__所给短文__.
####

FIPV Nsp3-ZsGreen实现在冠状病毒感染过程中对DMV生物发生的实时可视化
利用该工具,研究证实了nsp3-ZsGreen荧光信号与DMV的标志物——双链RNA(dsRNA)以及内质网(ER)标记物存在显著的空间共定位。活细胞成像显示,感染后3小时即可检测到荧光信号,随后荧光斑点的强度和数量随时间推移逐渐增加,并在核周区域形成点状聚集。透射电子显微镜(TEM)和免疫电子显微镜(IEM)进一步证实了ZsGreen信号特异性地定位在DMV膜上。这些结果共同表明,FIPV nsp3-ZsGreen是研究冠状病毒感染过程中DMV生物发生动态的有力新工具。

####

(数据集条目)

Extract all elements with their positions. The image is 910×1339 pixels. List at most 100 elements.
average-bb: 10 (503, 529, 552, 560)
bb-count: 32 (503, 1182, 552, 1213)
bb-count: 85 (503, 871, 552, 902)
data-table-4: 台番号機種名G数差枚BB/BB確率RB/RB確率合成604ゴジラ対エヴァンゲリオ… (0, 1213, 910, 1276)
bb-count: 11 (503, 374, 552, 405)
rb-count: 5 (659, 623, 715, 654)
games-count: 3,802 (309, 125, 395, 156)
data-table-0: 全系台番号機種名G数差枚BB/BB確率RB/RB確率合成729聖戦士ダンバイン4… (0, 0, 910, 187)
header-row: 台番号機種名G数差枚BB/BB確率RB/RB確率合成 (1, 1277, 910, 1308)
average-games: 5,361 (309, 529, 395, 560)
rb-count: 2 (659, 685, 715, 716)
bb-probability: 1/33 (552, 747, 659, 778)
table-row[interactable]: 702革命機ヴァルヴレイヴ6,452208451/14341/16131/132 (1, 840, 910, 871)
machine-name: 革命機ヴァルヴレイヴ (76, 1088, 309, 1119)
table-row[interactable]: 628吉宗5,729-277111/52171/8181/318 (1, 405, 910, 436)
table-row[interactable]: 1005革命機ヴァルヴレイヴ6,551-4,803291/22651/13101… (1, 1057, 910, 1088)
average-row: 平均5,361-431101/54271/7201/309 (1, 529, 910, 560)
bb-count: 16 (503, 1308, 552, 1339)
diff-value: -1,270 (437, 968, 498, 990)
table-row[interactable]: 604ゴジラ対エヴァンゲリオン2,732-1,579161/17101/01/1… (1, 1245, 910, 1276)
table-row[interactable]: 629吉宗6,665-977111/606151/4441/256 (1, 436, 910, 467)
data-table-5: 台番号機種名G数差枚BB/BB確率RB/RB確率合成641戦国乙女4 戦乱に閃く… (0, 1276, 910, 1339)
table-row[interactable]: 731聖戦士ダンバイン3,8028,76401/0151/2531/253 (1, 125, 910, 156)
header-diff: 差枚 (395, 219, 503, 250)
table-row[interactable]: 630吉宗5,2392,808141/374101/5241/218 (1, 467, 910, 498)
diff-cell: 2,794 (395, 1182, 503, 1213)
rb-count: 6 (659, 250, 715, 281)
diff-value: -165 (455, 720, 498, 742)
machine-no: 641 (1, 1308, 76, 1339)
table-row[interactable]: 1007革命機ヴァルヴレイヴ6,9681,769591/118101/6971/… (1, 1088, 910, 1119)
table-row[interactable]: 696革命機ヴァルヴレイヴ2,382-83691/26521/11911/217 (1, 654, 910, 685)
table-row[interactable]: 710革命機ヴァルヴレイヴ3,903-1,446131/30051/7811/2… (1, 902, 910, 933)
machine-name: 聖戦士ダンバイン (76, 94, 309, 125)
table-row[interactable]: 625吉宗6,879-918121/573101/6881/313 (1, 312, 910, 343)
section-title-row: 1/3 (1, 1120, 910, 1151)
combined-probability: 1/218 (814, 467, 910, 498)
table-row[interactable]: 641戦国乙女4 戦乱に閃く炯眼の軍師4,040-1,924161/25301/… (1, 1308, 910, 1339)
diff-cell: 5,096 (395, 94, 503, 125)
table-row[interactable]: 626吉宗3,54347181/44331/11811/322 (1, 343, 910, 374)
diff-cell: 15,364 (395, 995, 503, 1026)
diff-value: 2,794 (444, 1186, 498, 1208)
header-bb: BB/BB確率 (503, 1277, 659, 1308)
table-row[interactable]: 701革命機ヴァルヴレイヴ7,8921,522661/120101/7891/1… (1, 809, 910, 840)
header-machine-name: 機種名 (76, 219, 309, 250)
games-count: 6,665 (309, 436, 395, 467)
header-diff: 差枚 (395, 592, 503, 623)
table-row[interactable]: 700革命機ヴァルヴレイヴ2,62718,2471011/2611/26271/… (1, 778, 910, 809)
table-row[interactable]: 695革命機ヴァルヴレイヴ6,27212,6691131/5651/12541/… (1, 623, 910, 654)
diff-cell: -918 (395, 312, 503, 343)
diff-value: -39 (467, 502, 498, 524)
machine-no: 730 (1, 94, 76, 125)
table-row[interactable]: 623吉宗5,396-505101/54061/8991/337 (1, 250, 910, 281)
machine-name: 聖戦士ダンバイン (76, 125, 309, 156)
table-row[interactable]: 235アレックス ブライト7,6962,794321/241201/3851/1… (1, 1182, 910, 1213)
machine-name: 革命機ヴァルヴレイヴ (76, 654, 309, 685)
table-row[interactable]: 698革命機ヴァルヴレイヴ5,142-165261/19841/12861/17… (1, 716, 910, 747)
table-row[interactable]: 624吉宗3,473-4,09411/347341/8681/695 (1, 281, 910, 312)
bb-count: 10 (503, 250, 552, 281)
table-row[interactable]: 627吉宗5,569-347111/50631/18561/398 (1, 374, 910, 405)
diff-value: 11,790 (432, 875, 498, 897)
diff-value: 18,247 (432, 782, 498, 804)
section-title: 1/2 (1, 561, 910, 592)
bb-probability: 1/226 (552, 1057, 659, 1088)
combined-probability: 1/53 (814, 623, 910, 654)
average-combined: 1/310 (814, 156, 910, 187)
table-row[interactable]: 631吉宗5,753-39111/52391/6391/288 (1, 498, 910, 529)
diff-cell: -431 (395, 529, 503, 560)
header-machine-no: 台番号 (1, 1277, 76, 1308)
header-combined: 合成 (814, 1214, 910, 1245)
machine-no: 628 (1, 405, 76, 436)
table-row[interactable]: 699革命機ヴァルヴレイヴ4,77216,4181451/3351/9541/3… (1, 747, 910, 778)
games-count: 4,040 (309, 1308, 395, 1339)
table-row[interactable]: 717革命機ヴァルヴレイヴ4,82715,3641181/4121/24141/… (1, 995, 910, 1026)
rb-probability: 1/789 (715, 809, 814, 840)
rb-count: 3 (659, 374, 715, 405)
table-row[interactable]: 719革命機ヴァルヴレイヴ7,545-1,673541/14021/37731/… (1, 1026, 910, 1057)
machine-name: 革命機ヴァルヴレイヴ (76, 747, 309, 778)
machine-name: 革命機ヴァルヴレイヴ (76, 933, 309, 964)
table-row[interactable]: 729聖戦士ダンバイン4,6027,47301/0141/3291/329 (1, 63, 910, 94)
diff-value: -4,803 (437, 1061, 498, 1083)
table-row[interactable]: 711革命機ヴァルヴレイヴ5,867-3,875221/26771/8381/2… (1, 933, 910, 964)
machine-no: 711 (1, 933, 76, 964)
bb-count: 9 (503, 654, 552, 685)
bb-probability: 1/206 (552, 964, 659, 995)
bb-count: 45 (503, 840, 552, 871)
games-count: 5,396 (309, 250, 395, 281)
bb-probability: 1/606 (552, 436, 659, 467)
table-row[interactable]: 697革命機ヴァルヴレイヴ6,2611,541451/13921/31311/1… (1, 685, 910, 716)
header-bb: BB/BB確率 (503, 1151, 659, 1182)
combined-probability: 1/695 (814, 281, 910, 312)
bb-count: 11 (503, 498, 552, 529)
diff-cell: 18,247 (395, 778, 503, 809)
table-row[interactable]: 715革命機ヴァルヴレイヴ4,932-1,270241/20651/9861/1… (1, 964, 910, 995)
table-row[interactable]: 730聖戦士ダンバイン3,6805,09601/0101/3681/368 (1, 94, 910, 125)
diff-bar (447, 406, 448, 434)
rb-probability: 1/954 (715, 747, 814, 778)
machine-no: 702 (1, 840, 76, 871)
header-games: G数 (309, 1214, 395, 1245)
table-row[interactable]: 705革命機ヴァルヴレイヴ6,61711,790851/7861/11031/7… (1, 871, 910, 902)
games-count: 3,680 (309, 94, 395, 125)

####

__任务 1__. 在讲DMV实时可视化的这篇短文里，找出所有写在括号中的英文缩写，并写出每个缩写前面对应的中文名称。
__任务 2__. 请输出讲DMV实时可视化的这篇短文中从“FIPV Nsp3-ZsGreen实现在”到“V生物发生动态的有力新工具。”的原文。

__书面回答 1__.
双链RNA（dsRNA）
内质网（ER）
透射电子显微镜（TEM）
免疫电子显微镜（IEM）

__书面回答 2__.
FIPV Nsp3-ZsGreen实现在冠状病毒感染过程中对DMV生物发生的实时可视化
利用该工具,研究证实了nsp3-ZsGreen荧光信号与DMV的标志物——双链RNA(dsRNA)以及内质网(ER)标记物存在显著的空间共定位。活细胞成像显示,感染后3小时即可检测到荧光信号,随后荧光斑点的强度和数量随时间推移逐渐增加,并在核周区域形成点状聚集。透射电子显微镜(TEM)和免疫电子显微镜(IEM)进一步证实了ZsGreen信号特异性地定位在DMV膜上。这些结果共同表明,FIPV nsp3-ZsGreen是研究冠状病毒感染过程中DMV生物发生动态的有力新工具。